[Stored items from a collection]
▼▼▼

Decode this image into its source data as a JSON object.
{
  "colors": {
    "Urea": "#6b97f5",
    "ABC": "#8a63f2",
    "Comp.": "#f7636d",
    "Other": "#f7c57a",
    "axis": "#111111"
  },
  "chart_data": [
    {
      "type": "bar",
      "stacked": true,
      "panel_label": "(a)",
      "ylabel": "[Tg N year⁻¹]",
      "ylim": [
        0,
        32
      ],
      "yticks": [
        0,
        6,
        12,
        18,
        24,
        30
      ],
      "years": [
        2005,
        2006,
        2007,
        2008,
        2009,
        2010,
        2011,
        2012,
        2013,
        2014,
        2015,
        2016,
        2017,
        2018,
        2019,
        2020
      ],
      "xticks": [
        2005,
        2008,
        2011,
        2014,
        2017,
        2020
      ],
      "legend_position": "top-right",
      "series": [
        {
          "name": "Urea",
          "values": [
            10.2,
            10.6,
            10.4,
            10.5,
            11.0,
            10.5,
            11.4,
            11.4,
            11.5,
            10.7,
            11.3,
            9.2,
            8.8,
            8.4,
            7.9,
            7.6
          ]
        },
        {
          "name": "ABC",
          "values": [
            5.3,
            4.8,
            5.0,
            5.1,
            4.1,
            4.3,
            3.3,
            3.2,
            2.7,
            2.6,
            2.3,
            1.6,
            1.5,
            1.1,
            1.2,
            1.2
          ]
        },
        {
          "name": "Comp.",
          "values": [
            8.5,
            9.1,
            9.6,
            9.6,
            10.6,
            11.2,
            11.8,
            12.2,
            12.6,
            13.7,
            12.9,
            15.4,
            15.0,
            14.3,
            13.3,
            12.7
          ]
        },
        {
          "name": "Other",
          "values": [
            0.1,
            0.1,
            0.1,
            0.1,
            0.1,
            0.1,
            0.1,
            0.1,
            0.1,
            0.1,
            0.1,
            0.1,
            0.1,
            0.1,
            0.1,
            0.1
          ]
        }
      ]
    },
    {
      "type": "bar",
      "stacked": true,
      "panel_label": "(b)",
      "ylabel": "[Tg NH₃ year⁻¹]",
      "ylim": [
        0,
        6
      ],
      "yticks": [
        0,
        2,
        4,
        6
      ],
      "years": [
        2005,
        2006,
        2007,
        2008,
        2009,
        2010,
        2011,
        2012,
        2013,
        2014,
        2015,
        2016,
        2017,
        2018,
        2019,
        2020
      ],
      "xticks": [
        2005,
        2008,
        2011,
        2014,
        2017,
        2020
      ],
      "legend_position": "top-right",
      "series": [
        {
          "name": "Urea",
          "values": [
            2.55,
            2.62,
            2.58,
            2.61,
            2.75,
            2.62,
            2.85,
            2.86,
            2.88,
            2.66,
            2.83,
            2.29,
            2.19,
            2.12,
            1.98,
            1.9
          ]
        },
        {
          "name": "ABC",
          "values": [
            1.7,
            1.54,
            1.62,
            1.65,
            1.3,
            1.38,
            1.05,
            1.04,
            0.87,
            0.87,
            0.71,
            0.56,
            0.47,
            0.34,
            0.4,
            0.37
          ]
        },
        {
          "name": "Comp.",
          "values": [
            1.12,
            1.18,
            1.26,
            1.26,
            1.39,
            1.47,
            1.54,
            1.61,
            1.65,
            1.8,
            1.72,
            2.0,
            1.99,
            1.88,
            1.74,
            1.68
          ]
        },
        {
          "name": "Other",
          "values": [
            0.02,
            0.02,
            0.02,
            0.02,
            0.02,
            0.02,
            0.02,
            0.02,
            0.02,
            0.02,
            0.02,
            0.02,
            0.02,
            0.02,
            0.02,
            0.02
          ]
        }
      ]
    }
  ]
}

▲▲▲

GIVEN EXERCISE:
Output every entry shown above, exactly.

EXERCISE RESPONSE:
Decode this image into its source data as a JSON object.
{
  "colors": {
    "Urea": "#6b97f5",
    "ABC": "#8a63f2",
    "Comp.": "#f7636d",
    "Other": "#f7c57a",
    "axis": "#111111"
  },
  "chart_data": [
    {
      "type": "bar",
      "stacked": true,
      "panel_label": "(a)",
      "ylabel": "[Tg N year⁻¹]",
      "ylim": [
        0,
        32
      ],
      "yticks": [
        0,
        6,
        12,
        18,
        24,
        30
      ],
      "years": [
        2005,
        2006,
        2007,
        2008,
        2009,
        2010,
        2011,
        2012,
        2013,
        2014,
        2015,
        2016,
        2017,
        2018,
        2019,
        2020
      ],
      "xticks": [
        2005,
        2008,
        2011,
        2014,
        2017,
        2020
      ],
      "legend_position": "top-right",
      "series": [
        {
          "name": "Urea",
          "values": [
            10.2,
            10.6,
            10.4,
            10.5,
            11.0,
            10.5,
            11.4,
            11.4,
            11.5,
            10.7,
            11.3,
            9.2,
            8.8,
            8.4,
            7.9,
            7.6
          ]
        },
        {
          "name": "ABC",
          "values": [
            5.3,
            4.8,
            5.0,
            5.1,
            4.1,
            4.3,
            3.3,
            3.2,
            2.7,
            2.6,
            2.3,
            1.6,
            1.5,
            1.1,
            1.2,
            1.2
          ]
        },
        {
          "name": "Comp.",
          "values": [
            8.5,
            9.1,
            9.6,
            9.6,
            10.6,
            11.2,
            11.8,
            12.2,
            12.6,
            13.7,
            12.9,
            15.4,
            15.0,
            14.3,
            13.3,
            12.7
          ]
        },
        {
          "name": "Other",
          "values": [
            0.1,
            0.1,
            0.1,
            0.1,
            0.1,
            0.1,
            0.1,
            0.1,
            0.1,
            0.1,
            0.1,
            0.1,
            0.1,
            0.1,
            0.1,
            0.1
          ]
        }
      ]
    },
    {
      "type": "bar",
      "stacked": true,
      "panel_label": "(b)",
      "ylabel": "[Tg NH₃ year⁻¹]",
      "ylim": [
        0,
        6
      ],
      "yticks": [
        0,
        2,
        4,
        6
      ],
      "years": [
        2005,
        2006,
        2007,
        2008,
        2009,
        2010,
        2011,
        2012,
        2013,
        2014,
        2015,
        2016,
        2017,
        2018,
        2019,
        2020
      ],
      "xticks": [
        2005,
        2008,
        2011,
        2014,
        2017,
        2020
      ],
      "legend_position": "top-right",
      "series": [
        {
          "name": "Urea",
          "values": [
            2.55,
            2.62,
            2.58,
            2.61,
            2.75,
            2.62,
            2.85,
            2.86,
            2.88,
            2.66,
            2.83,
            2.29,
            2.19,
            2.12,
            1.98,
            1.9
          ]
        },
        {
          "name": "ABC",
          "values": [
            1.7,
            1.54,
            1.62,
            1.65,
            1.3,
            1.38,
            1.05,
            1.04,
            0.87,
            0.87,
            0.71,
            0.56,
            0.47,
            0.34,
            0.4,
            0.37
          ]
        },
        {
          "name": "Comp.",
          "values": [
            1.12,
            1.18,
            1.26,
            1.26,
            1.39,
            1.47,
            1.54,
            1.61,
            1.65,
            1.8,
            1.72,
            2.0,
            1.99,
            1.88,
            1.74,
            1.68
          ]
        },
        {
          "name": "Other",
          "values": [
            0.02,
            0.02,
            0.02,
            0.02,
            0.02,
            0.02,
            0.02,
            0.02,
            0.02,
            0.02,
            0.02,
            0.02,
            0.02,
            0.02,
            0.02,
            0.02
          ]
        }
      ]
    }
  ]
}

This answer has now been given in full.